INFORMATION SHOWN:
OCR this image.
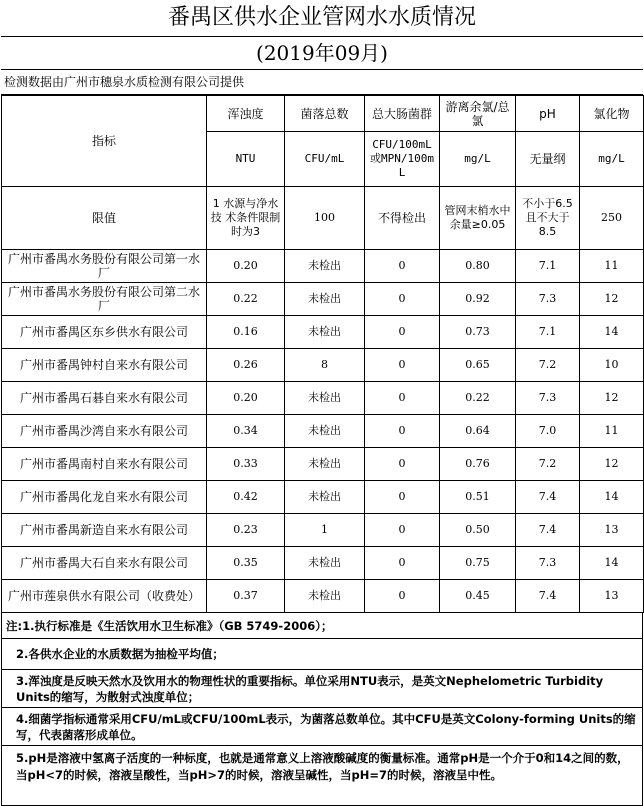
番禺区供水企业管网水水质情况
(2019年09月)
检测数据由广州市穗泉水质检测有限公司提供
指标	浑浊度	菌落总数	总大肠菌群	游离余氯/总氯	pH	氯化物
	NTU	CFU/mL	CFU/100mL或MPN/100mL	mg/L	无量纲	mg/L
限值	1 水源与净水技 术条件限制时为3	100	不得检出	管网末梢水中 余量≥0.05	不小于6.5且不大于8.5	250
广州市番禺水务股份有限公司第一水厂	0.20	未检出	0	0.80	7.1	11
广州市番禺水务股份有限公司第二水厂	0.22	未检出	0	0.92	7.3	12
广州市番禺区东乡供水有限公司	0.16	未检出	0	0.73	7.1	14
广州市番禺钟村自来水有限公司	0.26	8	0	0.65	7.2	10
广州市番禺石碁自来水有限公司	0.20	未检出	0	0.22	7.3	12
广州市番禺沙湾自来水有限公司	0.34	未检出	0	0.64	7.0	11
广州市番禺南村自来水有限公司	0.33	未检出	0	0.76	7.2	12
广州市番禺化龙自来水有限公司	0.42	未检出	0	0.51	7.4	14
广州市番禺新造自来水有限公司	0.23	1	0	0.50	7.4	13
广州市番禺大石自来水有限公司	0.35	未检出	0	0.75	7.3	14
广州市莲泉供水有限公司（收费处）	0.37	未检出	0	0.45	7.4	13
注:1.执行标准是《生活饮用水卫生标准》（GB 5749-2006）；
2.各供水企业的水质数据为抽检平均值；
3.浑浊度是反映天然水及饮用水的物理性状的重要指标。单位采用NTU表示，是英文Nephelometric Turbidity Units的缩写，为散射式浊度单位；
4.细菌学指标通常采用CFU/mL或CFU/100mL表示，为菌落总数单位。其中CFU是英文Colony-forming Units的缩写，代表菌落形成单位。
5.pH是溶液中氢离子活度的一种标度，也就是通常意义上溶液酸碱度的衡量标准。通常pH是一个介于0和14之间的数，当pH<7的时候，溶液呈酸性，当pH>7的时候，溶液呈碱性，当pH=7的时候，溶液呈中性。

EXERCISE:
Each record must be quoted in full and exactly. Do not include the pictures.

ANSWER TO THIS EXERCISE:
OCR this image.
番禺区供水企业管网水水质情况
(2019年09月)
检测数据由广州市穗泉水质检测有限公司提供
指标	浑浊度	菌落总数	总大肠菌群	游离余氯/总氯	pH	氯化物
	NTU	CFU/mL	CFU/100mL或MPN/100mL	mg/L	无量纲	mg/L
限值	1 水源与净水技 术条件限制时为3	100	不得检出	管网末梢水中 余量≥0.05	不小于6.5且不大于8.5	250
广州市番禺水务股份有限公司第一水厂	0.20	未检出	0	0.80	7.1	11
广州市番禺水务股份有限公司第二水厂	0.22	未检出	0	0.92	7.3	12
广州市番禺区东乡供水有限公司	0.16	未检出	0	0.73	7.1	14
广州市番禺钟村自来水有限公司	0.26	8	0	0.65	7.2	10
广州市番禺石碁自来水有限公司	0.20	未检出	0	0.22	7.3	12
广州市番禺沙湾自来水有限公司	0.34	未检出	0	0.64	7.0	11
广州市番禺南村自来水有限公司	0.33	未检出	0	0.76	7.2	12
广州市番禺化龙自来水有限公司	0.42	未检出	0	0.51	7.4	14
广州市番禺新造自来水有限公司	0.23	1	0	0.50	7.4	13
广州市番禺大石自来水有限公司	0.35	未检出	0	0.75	7.3	14
广州市莲泉供水有限公司（收费处）	0.37	未检出	0	0.45	7.4	13
注:1.执行标准是《生活饮用水卫生标准》（GB 5749-2006）；
2.各供水企业的水质数据为抽检平均值；
3.浑浊度是反映天然水及饮用水的物理性状的重要指标。单位采用NTU表示，是英文Nephelometric Turbidity Units的缩写，为散射式浊度单位；
4.细菌学指标通常采用CFU/mL或CFU/100mL表示，为菌落总数单位。其中CFU是英文Colony-forming Units的缩写，代表菌落形成单位。
5.pH是溶液中氢离子活度的一种标度，也就是通常意义上溶液酸碱度的衡量标准。通常pH是一个介于0和14之间的数，当pH<7的时候，溶液呈酸性，当pH>7的时候，溶液呈碱性，当pH=7的时候，溶液呈中性。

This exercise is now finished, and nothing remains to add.